EXERCISE DETAILS: Check every line below for the word "Mason" and copy the ones that have it.

EXTRACTED RECORDS:

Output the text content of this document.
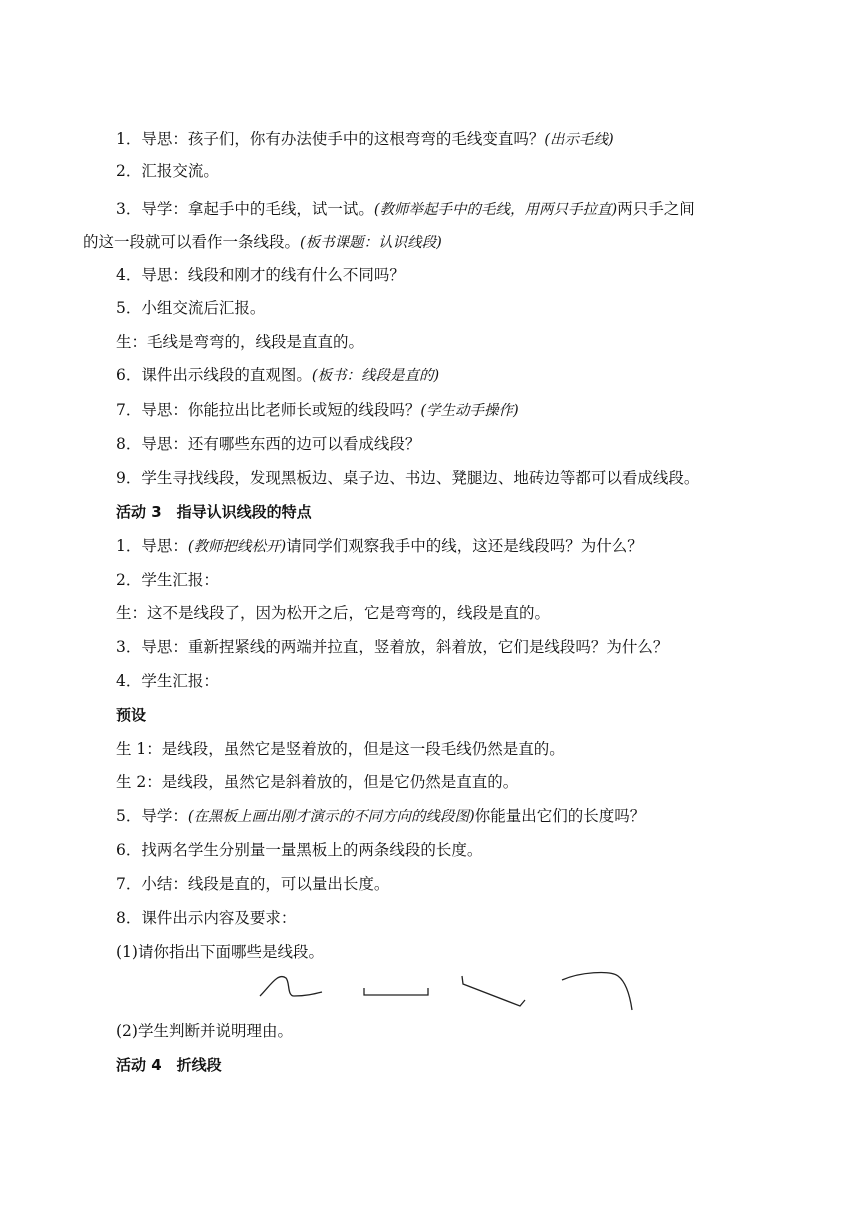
1．导思：孩子们，你有办法使手中的这根弯弯的毛线变直吗？(出示毛线)
2．汇报交流。
3．导学：拿起手中的毛线，试一试。(教师举起手中的毛线，用两只手拉直)两只手之间
的这一段就可以看作一条线段。(板书课题：认识线段)
4．导思：线段和刚才的线有什么不同吗？
5．小组交流后汇报。
生：毛线是弯弯的，线段是直直的。
6．课件出示线段的直观图。(板书：线段是直的)
7．导思：你能拉出比老师长或短的线段吗？(学生动手操作)
8．导思：还有哪些东西的边可以看成线段？
9．学生寻找线段，发现黑板边、桌子边、书边、凳腿边、地砖边等都可以看成线段。
活动 3　指导认识线段的特点
1．导思：(教师把线松开)请同学们观察我手中的线，这还是线段吗？为什么？
2．学生汇报：
生：这不是线段了，因为松开之后，它是弯弯的，线段是直的。
3．导思：重新捏紧线的两端并拉直，竖着放，斜着放，它们是线段吗？为什么？
4．学生汇报：
预设
生 1：是线段，虽然它是竖着放的，但是这一段毛线仍然是直的。
生 2：是线段，虽然它是斜着放的，但是它仍然是直直的。
5．导学：(在黑板上画出刚才演示的不同方向的线段图)你能量出它们的长度吗？
6．找两名学生分别量一量黑板上的两条线段的长度。
7．小结：线段是直的，可以量出长度。
8．课件出示内容及要求：
(1)请你指出下面哪些是线段。
(2)学生判断并说明理由。
活动 4　折线段
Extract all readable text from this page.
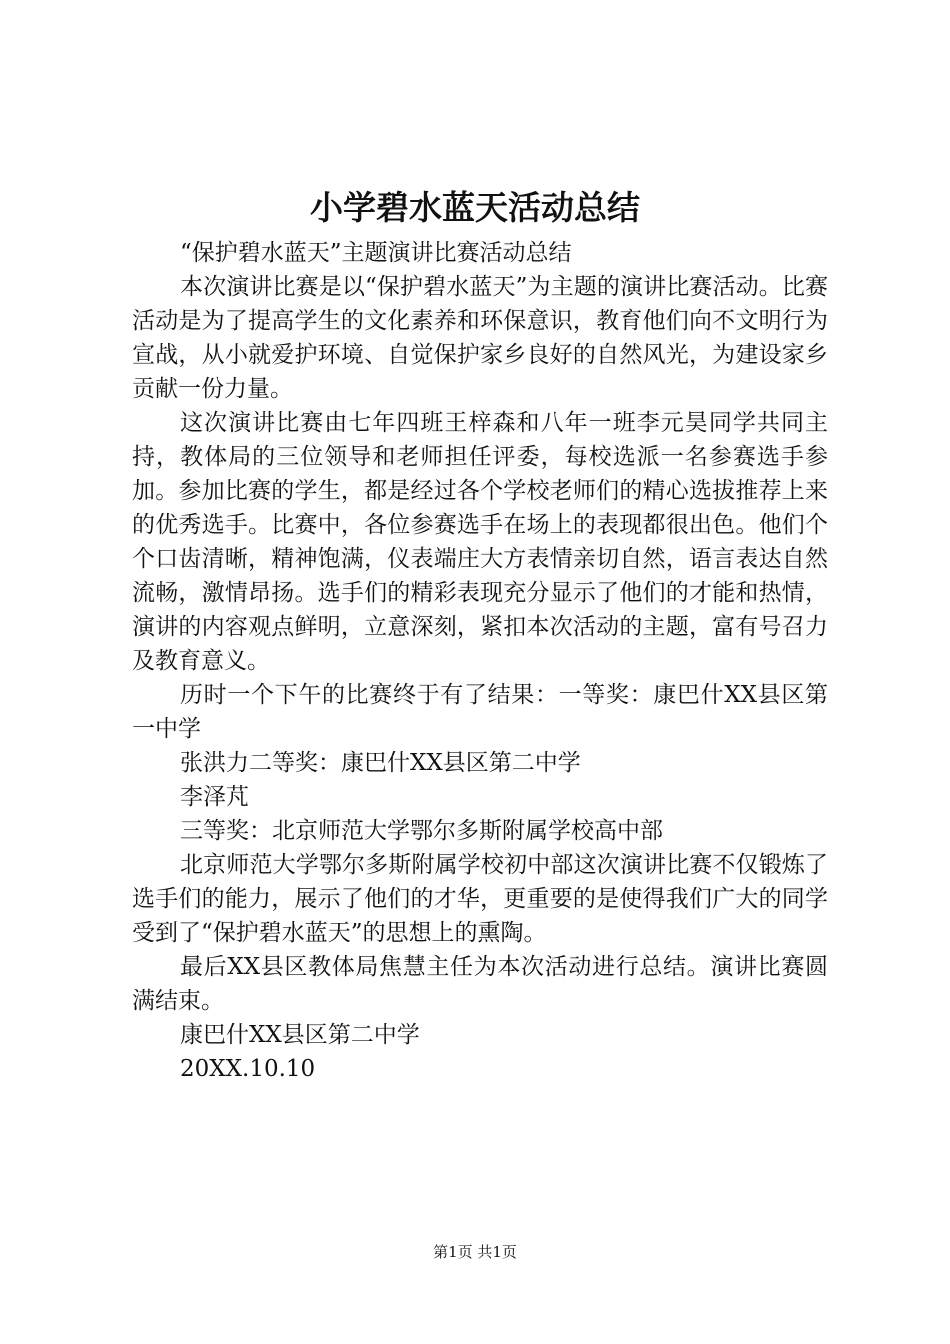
小学碧水蓝天活动总结

“保护碧水蓝天”主题演讲比赛活动总结

本次演讲比赛是以“保护碧水蓝天”为主题的演讲比赛活动。比赛活动是为了提高学生的文化素养和环保意识，教育他们向不文明行为宣战，从小就爱护环境、自觉保护家乡良好的自然风光，为建设家乡贡献一份力量。

这次演讲比赛由七年四班王梓森和八年一班李元昊同学共同主持，教体局的三位领导和老师担任评委，每校选派一名参赛选手参加。参加比赛的学生，都是经过各个学校老师们的精心选拔推荐上来的优秀选手。比赛中，各位参赛选手在场上的表现都很出色。他们个个口齿清晰，精神饱满，仪表端庄大方表情亲切自然，语言表达自然流畅，激情昂扬。选手们的精彩表现充分显示了他们的才能和热情，演讲的内容观点鲜明，立意深刻，紧扣本次活动的主题，富有号召力及教育意义。

历时一个下午的比赛终于有了结果：一等奖：康巴什XX县区第一中学

张洪力二等奖：康巴什XX县区第二中学

李泽芃

三等奖：北京师范大学鄂尔多斯附属学校高中部

北京师范大学鄂尔多斯附属学校初中部这次演讲比赛不仅锻炼了选手们的能力，展示了他们的才华，更重要的是使得我们广大的同学受到了“保护碧水蓝天”的思想上的熏陶。

最后XX县区教体局焦慧主任为本次活动进行总结。演讲比赛圆满结束。

康巴什XX县区第二中学

20XX.10.10

第1页 共1页
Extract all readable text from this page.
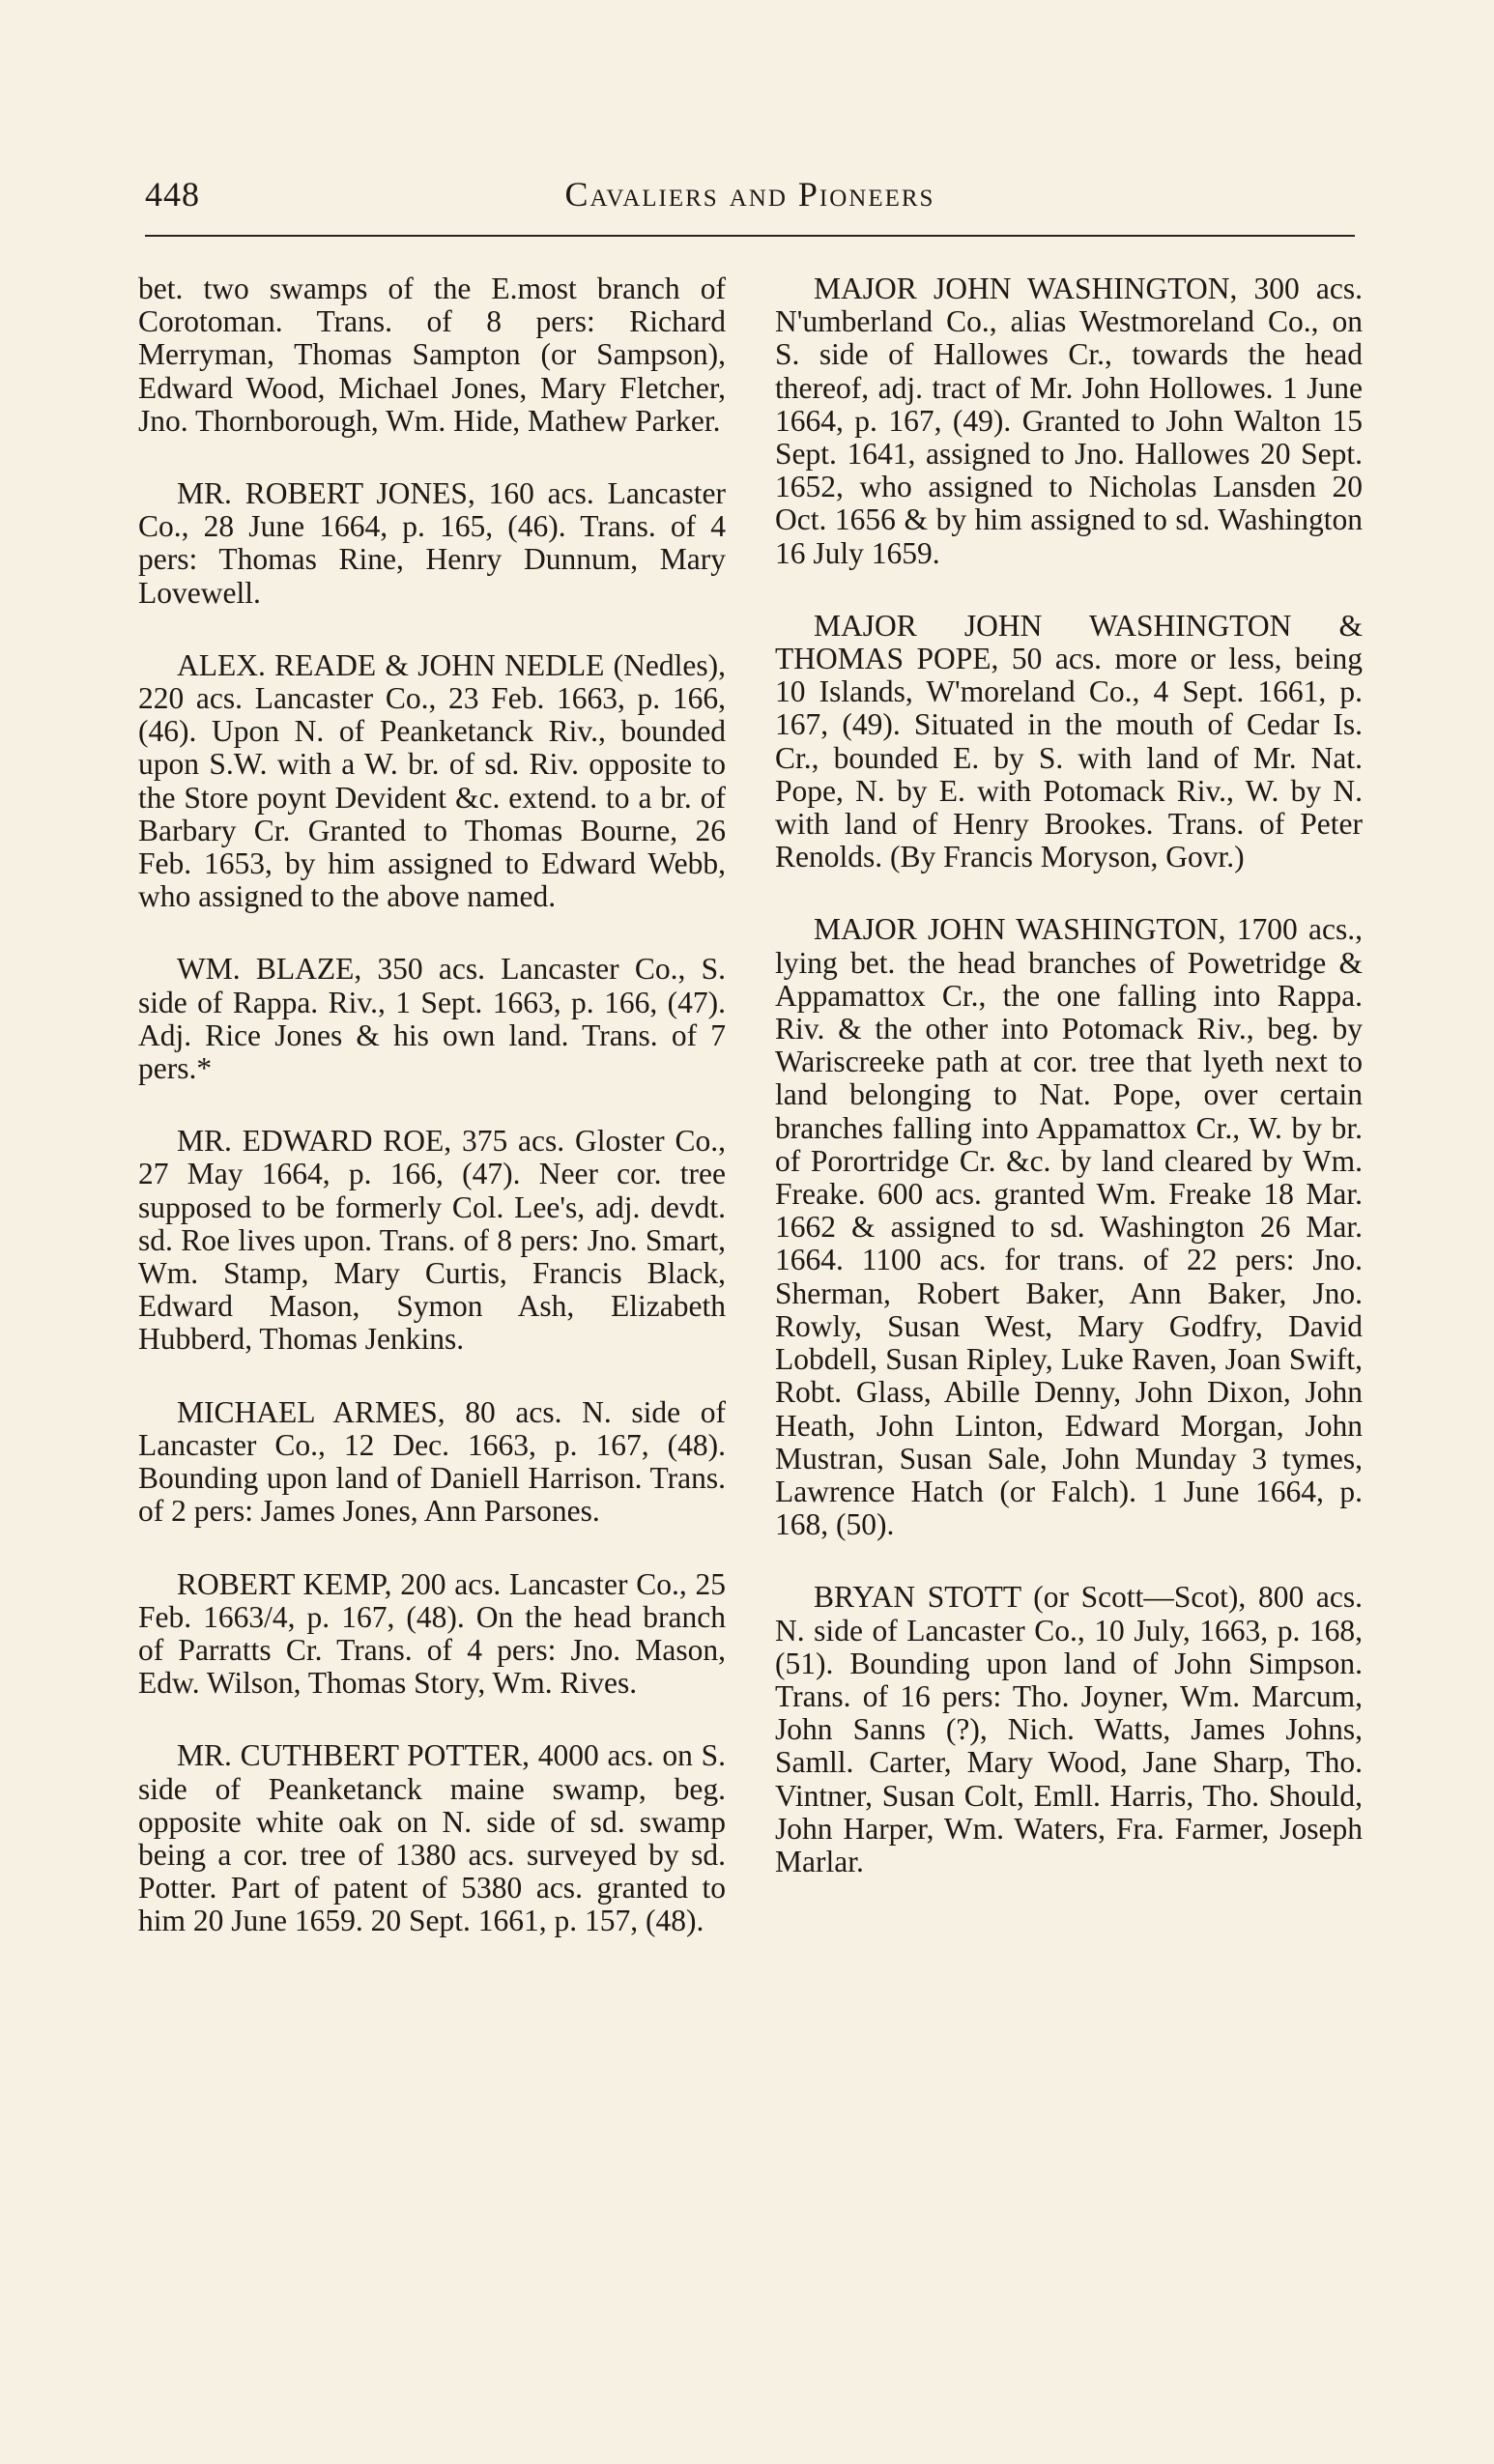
448	Cavaliers and Pioneers

bet. two swamps of the E.most branch of Corotoman. Trans. of 8 pers: Richard Merryman, Thomas Sampton (or Sampson), Edward Wood, Michael Jones, Mary Fletcher, Jno. Thornborough, Wm. Hide, Mathew Parker.

MR. ROBERT JONES, 160 acs. Lancaster Co., 28 June 1664, p. 165, (46). Trans. of 4 pers: Thomas Rine, Henry Dunnum, Mary Lovewell.

ALEX. READE & JOHN NEDLE (Nedles), 220 acs. Lancaster Co., 23 Feb. 1663, p. 166, (46). Upon N. of Peanketanck Riv., bounded upon S.W. with a W. br. of sd. Riv. opposite to the Store poynt Devident &c. extend. to a br. of Barbary Cr. Granted to Thomas Bourne, 26 Feb. 1653, by him assigned to Edward Webb, who assigned to the above named.

WM. BLAZE, 350 acs. Lancaster Co., S. side of Rappa. Riv., 1 Sept. 1663, p. 166, (47). Adj. Rice Jones & his own land. Trans. of 7 pers.*

MR. EDWARD ROE, 375 acs. Gloster Co., 27 May 1664, p. 166, (47). Neer cor. tree supposed to be formerly Col. Lee's, adj. devdt. sd. Roe lives upon. Trans. of 8 pers: Jno. Smart, Wm. Stamp, Mary Curtis, Francis Black, Edward Mason, Symon Ash, Elizabeth Hubberd, Thomas Jenkins.

MICHAEL ARMES, 80 acs. N. side of Lancaster Co., 12 Dec. 1663, p. 167, (48). Bounding upon land of Daniell Harrison. Trans. of 2 pers: James Jones, Ann Parsones.

ROBERT KEMP, 200 acs. Lancaster Co., 25 Feb. 1663/4, p. 167, (48). On the head branch of Parratts Cr. Trans. of 4 pers: Jno. Mason, Edw. Wilson, Thomas Story, Wm. Rives.

MR. CUTHBERT POTTER, 4000 acs. on S. side of Peanketanck maine swamp, beg. opposite white oak on N. side of sd. swamp being a cor. tree of 1380 acs. surveyed by sd. Potter. Part of patent of 5380 acs. granted to him 20 June 1659. 20 Sept. 1661, p. 157, (48).

MAJOR JOHN WASHINGTON, 300 acs. N'umberland Co., alias Westmoreland Co., on S. side of Hallowes Cr., towards the head thereof, adj. tract of Mr. John Hollowes. 1 June 1664, p. 167, (49). Granted to John Walton 15 Sept. 1641, assigned to Jno. Hallowes 20 Sept. 1652, who assigned to Nicholas Lansden 20 Oct. 1656 & by him assigned to sd. Washington 16 July 1659.

MAJOR JOHN WASHINGTON & THOMAS POPE, 50 acs. more or less, being 10 Islands, W'moreland Co., 4 Sept. 1661, p. 167, (49). Situated in the mouth of Cedar Is. Cr., bounded E. by S. with land of Mr. Nat. Pope, N. by E. with Potomack Riv., W. by N. with land of Henry Brookes. Trans. of Peter Renolds. (By Francis Moryson, Govr.)

MAJOR JOHN WASHINGTON, 1700 acs., lying bet. the head branches of Powetridge & Appamattox Cr., the one falling into Rappa. Riv. & the other into Potomack Riv., beg. by Wariscreeke path at cor. tree that lyeth next to land belonging to Nat. Pope, over certain branches falling into Appamattox Cr., W. by br. of Porortridge Cr. &c. by land cleared by Wm. Freake. 600 acs. granted Wm. Freake 18 Mar. 1662 & assigned to sd. Washington 26 Mar. 1664. 1100 acs. for trans. of 22 pers: Jno. Sherman, Robert Baker, Ann Baker, Jno. Rowly, Susan West, Mary Godfry, David Lobdell, Susan Ripley, Luke Raven, Joan Swift, Robt. Glass, Abille Denny, John Dixon, John Heath, John Linton, Edward Morgan, John Mustran, Susan Sale, John Munday 3 tymes, Lawrence Hatch (or Falch). 1 June 1664, p. 168, (50).

BRYAN STOTT (or Scott—Scot), 800 acs. N. side of Lancaster Co., 10 July, 1663, p. 168, (51). Bounding upon land of John Simpson. Trans. of 16 pers: Tho. Joyner, Wm. Marcum, John Sanns (?), Nich. Watts, James Johns, Samll. Carter, Mary Wood, Jane Sharp, Tho. Vintner, Susan Colt, Emll. Harris, Tho. Should, John Harper, Wm. Waters, Fra. Farmer, Joseph Marlar.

ANSWER TO THIS TASK:
MR. EDWARD ROE, 375 acs. Gloster Co., 27 May 1664, p. 166, (47). Neer cor. tree supposed to be formerly Col. Lee's, adj. devdt. sd. Roe lives upon. Trans. of 8 pers: Jno. Smart, Wm. Stamp, Mary Curtis, Francis Black, Edward Mason, Symon Ash, Elizabeth Hubberd, Thomas Jenkins.
ROBERT KEMP, 200 acs. Lancaster Co., 25 Feb. 1663/4, p. 167, (48). On the head branch of Parratts Cr. Trans. of 4 pers: Jno. Mason, Edw. Wilson, Thomas Story, Wm. Rives.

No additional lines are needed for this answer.